» **Stored data**
***
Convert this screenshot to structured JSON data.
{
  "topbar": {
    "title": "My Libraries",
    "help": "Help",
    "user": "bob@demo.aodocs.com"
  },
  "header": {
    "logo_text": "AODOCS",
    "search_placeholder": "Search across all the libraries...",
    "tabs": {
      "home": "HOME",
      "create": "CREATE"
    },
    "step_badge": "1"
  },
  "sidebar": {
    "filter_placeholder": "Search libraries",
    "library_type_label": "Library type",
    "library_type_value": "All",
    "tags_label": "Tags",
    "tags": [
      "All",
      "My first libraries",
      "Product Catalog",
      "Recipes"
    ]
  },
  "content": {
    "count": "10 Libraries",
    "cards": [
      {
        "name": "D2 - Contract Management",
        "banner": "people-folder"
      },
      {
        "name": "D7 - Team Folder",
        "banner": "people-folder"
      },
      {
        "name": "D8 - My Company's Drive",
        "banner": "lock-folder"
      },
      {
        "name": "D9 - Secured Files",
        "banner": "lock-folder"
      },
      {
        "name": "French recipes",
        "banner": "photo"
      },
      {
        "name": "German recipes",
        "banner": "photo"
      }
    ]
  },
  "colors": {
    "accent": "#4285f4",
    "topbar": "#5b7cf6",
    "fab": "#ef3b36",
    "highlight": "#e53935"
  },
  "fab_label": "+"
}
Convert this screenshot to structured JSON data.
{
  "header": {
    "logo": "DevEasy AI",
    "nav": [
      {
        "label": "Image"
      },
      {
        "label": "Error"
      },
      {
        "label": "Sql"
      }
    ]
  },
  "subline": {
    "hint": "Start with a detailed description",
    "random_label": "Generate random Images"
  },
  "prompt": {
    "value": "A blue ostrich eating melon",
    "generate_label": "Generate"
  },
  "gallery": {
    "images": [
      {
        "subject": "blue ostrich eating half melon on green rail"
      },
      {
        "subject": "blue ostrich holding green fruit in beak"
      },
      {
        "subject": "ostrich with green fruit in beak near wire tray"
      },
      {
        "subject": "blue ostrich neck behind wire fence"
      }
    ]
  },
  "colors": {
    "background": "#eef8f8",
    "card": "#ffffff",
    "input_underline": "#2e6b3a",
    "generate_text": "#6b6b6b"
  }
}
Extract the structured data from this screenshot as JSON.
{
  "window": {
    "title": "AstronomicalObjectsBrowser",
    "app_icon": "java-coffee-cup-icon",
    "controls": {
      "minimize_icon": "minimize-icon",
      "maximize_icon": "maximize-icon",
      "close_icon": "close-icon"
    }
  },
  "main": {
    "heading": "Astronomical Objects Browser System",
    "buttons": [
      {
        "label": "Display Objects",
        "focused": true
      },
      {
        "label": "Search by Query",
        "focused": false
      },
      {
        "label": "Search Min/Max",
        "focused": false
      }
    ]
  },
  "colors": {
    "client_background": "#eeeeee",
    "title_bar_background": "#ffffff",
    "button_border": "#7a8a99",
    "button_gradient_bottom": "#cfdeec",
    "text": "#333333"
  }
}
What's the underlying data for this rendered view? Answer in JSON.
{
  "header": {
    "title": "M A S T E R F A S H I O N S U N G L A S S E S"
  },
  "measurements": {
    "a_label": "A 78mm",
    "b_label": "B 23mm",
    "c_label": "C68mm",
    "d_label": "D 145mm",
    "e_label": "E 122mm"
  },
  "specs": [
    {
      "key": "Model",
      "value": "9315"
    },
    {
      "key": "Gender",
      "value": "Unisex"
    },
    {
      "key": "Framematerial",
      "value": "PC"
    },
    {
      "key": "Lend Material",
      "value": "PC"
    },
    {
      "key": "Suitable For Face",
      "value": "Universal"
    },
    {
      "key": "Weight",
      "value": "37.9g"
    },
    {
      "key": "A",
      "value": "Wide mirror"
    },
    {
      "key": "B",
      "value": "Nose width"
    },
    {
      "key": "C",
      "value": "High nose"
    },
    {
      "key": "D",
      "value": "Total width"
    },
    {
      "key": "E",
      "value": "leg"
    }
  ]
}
***
Return all of the entries word for word.

Convert this screenshot to structured JSON data.
{
  "topbar": {
    "title": "My Libraries",
    "help": "Help",
    "user": "bob@demo.aodocs.com"
  },
  "header": {
    "logo_text": "AODOCS",
    "search_placeholder": "Search across all the libraries...",
    "tabs": {
      "home": "HOME",
      "create": "CREATE"
    },
    "step_badge": "1"
  },
  "sidebar": {
    "filter_placeholder": "Search libraries",
    "library_type_label": "Library type",
    "library_type_value": "All",
    "tags_label": "Tags",
    "tags": [
      "All",
      "My first libraries",
      "Product Catalog",
      "Recipes"
    ]
  },
  "content": {
    "count": "10 Libraries",
    "cards": [
      {
        "name": "D2 - Contract Management",
        "banner": "people-folder"
      },
      {
        "name": "D7 - Team Folder",
        "banner": "people-folder"
      },
      {
        "name": "D8 - My Company's Drive",
        "banner": "lock-folder"
      },
      {
        "name": "D9 - Secured Files",
        "banner": "lock-folder"
      },
      {
        "name": "French recipes",
        "banner": "photo"
      },
      {
        "name": "German recipes",
        "banner": "photo"
      }
    ]
  },
  "colors": {
    "accent": "#4285f4",
    "topbar": "#5b7cf6",
    "fab": "#ef3b36",
    "highlight": "#e53935"
  },
  "fab_label": "+"
}
Convert this screenshot to structured JSON data.
{
  "header": {
    "logo": "DevEasy AI",
    "nav": [
      {
        "label": "Image"
      },
      {
        "label": "Error"
      },
      {
        "label": "Sql"
      }
    ]
  },
  "subline": {
    "hint": "Start with a detailed description",
    "random_label": "Generate random Images"
  },
  "prompt": {
    "value": "A blue ostrich eating melon",
    "generate_label": "Generate"
  },
  "gallery": {
    "images": [
      {
        "subject": "blue ostrich eating half melon on green rail"
      },
      {
        "subject": "blue ostrich holding green fruit in beak"
      },
      {
        "subject": "ostrich with green fruit in beak near wire tray"
      },
      {
        "subject": "blue ostrich neck behind wire fence"
      }
    ]
  },
  "colors": {
    "background": "#eef8f8",
    "card": "#ffffff",
    "input_underline": "#2e6b3a",
    "generate_text": "#6b6b6b"
  }
}
Extract the structured data from this screenshot as JSON.
{
  "window": {
    "title": "AstronomicalObjectsBrowser",
    "app_icon": "java-coffee-cup-icon",
    "controls": {
      "minimize_icon": "minimize-icon",
      "maximize_icon": "maximize-icon",
      "close_icon": "close-icon"
    }
  },
  "main": {
    "heading": "Astronomical Objects Browser System",
    "buttons": [
      {
        "label": "Display Objects",
        "focused": true
      },
      {
        "label": "Search by Query",
        "focused": false
      },
      {
        "label": "Search Min/Max",
        "focused": false
      }
    ]
  },
  "colors": {
    "client_background": "#eeeeee",
    "title_bar_background": "#ffffff",
    "button_border": "#7a8a99",
    "button_gradient_bottom": "#cfdeec",
    "text": "#333333"
  }
}
What's the underlying data for this rendered view? Answer in JSON.
{
  "header": {
    "title": "M A S T E R F A S H I O N S U N G L A S S E S"
  },
  "measurements": {
    "a_label": "A 78mm",
    "b_label": "B 23mm",
    "c_label": "C68mm",
    "d_label": "D 145mm",
    "e_label": "E 122mm"
  },
  "specs": [
    {
      "key": "Model",
      "value": "9315"
    },
    {
      "key": "Gender",
      "value": "Unisex"
    },
    {
      "key": "Framematerial",
      "value": "PC"
    },
    {
      "key": "Lend Material",
      "value": "PC"
    },
    {
      "key": "Suitable For Face",
      "value": "Universal"
    },
    {
      "key": "Weight",
      "value": "37.9g"
    },
    {
      "key": "A",
      "value": "Wide mirror"
    },
    {
      "key": "B",
      "value": "Nose width"
    },
    {
      "key": "C",
      "value": "High nose"
    },
    {
      "key": "D",
      "value": "Total width"
    },
    {
      "key": "E",
      "value": "leg"
    }
  ]
}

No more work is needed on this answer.